— Begin Extracted information —

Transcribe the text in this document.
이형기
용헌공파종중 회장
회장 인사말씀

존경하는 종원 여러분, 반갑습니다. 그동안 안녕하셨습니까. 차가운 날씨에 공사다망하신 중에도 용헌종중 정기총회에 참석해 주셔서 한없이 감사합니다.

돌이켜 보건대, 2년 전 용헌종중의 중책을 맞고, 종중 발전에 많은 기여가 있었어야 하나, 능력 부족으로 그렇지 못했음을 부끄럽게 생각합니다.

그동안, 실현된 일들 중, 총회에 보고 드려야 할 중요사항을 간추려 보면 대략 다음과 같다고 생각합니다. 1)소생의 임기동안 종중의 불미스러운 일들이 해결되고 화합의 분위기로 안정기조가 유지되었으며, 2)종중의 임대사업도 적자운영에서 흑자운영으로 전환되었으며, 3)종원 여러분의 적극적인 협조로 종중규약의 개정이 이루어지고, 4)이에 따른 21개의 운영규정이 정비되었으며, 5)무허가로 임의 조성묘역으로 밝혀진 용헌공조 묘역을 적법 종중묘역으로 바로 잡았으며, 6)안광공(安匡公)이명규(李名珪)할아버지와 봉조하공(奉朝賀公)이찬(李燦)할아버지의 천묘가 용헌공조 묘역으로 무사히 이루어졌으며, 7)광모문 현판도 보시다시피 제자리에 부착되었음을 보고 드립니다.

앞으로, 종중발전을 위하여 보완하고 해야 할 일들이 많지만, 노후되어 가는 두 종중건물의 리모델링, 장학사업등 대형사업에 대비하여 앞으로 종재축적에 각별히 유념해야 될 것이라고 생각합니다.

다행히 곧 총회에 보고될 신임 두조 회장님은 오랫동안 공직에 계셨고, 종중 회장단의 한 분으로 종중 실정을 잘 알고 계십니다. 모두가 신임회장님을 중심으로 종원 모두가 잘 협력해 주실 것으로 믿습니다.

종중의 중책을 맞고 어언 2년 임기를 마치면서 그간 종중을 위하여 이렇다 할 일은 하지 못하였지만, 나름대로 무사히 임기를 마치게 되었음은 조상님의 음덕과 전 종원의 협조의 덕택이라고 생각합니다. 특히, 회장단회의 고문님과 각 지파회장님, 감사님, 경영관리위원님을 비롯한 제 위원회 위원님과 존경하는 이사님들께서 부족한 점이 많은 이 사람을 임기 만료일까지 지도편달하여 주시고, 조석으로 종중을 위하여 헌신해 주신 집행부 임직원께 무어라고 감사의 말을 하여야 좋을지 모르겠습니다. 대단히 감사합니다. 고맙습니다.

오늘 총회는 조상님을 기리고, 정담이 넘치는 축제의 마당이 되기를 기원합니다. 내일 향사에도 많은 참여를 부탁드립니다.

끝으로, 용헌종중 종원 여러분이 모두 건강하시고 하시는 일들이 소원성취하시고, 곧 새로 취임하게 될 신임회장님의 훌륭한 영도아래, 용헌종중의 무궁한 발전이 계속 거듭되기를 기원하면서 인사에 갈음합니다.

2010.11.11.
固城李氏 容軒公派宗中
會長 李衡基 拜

— End Extracted information —

- Instructions for the task
Every record shown above should be written out again exactly.

- Answer to the exercise
Transcribe the text in this document.
이형기
용헌공파종중 회장
회장 인사말씀

존경하는 종원 여러분, 반갑습니다. 그동안 안녕하셨습니까. 차가운 날씨에 공사다망하신 중에도 용헌종중 정기총회에 참석해 주셔서 한없이 감사합니다.

돌이켜 보건대, 2년 전 용헌종중의 중책을 맞고, 종중 발전에 많은 기여가 있었어야 하나, 능력 부족으로 그렇지 못했음을 부끄럽게 생각합니다.

그동안, 실현된 일들 중, 총회에 보고 드려야 할 중요사항을 간추려 보면 대략 다음과 같다고 생각합니다. 1)소생의 임기동안 종중의 불미스러운 일들이 해결되고 화합의 분위기로 안정기조가 유지되었으며, 2)종중의 임대사업도 적자운영에서 흑자운영으로 전환되었으며, 3)종원 여러분의 적극적인 협조로 종중규약의 개정이 이루어지고, 4)이에 따른 21개의 운영규정이 정비되었으며, 5)무허가로 임의 조성묘역으로 밝혀진 용헌공조 묘역을 적법 종중묘역으로 바로 잡았으며, 6)안광공(安匡公)이명규(李名珪)할아버지와 봉조하공(奉朝賀公)이찬(李燦)할아버지의 천묘가 용헌공조 묘역으로 무사히 이루어졌으며, 7)광모문 현판도 보시다시피 제자리에 부착되었음을 보고 드립니다.

앞으로, 종중발전을 위하여 보완하고 해야 할 일들이 많지만, 노후되어 가는 두 종중건물의 리모델링, 장학사업등 대형사업에 대비하여 앞으로 종재축적에 각별히 유념해야 될 것이라고 생각합니다.

다행히 곧 총회에 보고될 신임 두조 회장님은 오랫동안 공직에 계셨고, 종중 회장단의 한 분으로 종중 실정을 잘 알고 계십니다. 모두가 신임회장님을 중심으로 종원 모두가 잘 협력해 주실 것으로 믿습니다.

종중의 중책을 맞고 어언 2년 임기를 마치면서 그간 종중을 위하여 이렇다 할 일은 하지 못하였지만, 나름대로 무사히 임기를 마치게 되었음은 조상님의 음덕과 전 종원의 협조의 덕택이라고 생각합니다. 특히, 회장단회의 고문님과 각 지파회장님, 감사님, 경영관리위원님을 비롯한 제 위원회 위원님과 존경하는 이사님들께서 부족한 점이 많은 이 사람을 임기 만료일까지 지도편달하여 주시고, 조석으로 종중을 위하여 헌신해 주신 집행부 임직원께 무어라고 감사의 말을 하여야 좋을지 모르겠습니다. 대단히 감사합니다. 고맙습니다.

오늘 총회는 조상님을 기리고, 정담이 넘치는 축제의 마당이 되기를 기원합니다. 내일 향사에도 많은 참여를 부탁드립니다.

끝으로, 용헌종중 종원 여러분이 모두 건강하시고 하시는 일들이 소원성취하시고, 곧 새로 취임하게 될 신임회장님의 훌륭한 영도아래, 용헌종중의 무궁한 발전이 계속 거듭되기를 기원하면서 인사에 갈음합니다.

2010.11.11.
固城李氏 容軒公派宗中
會長 李衡基 拜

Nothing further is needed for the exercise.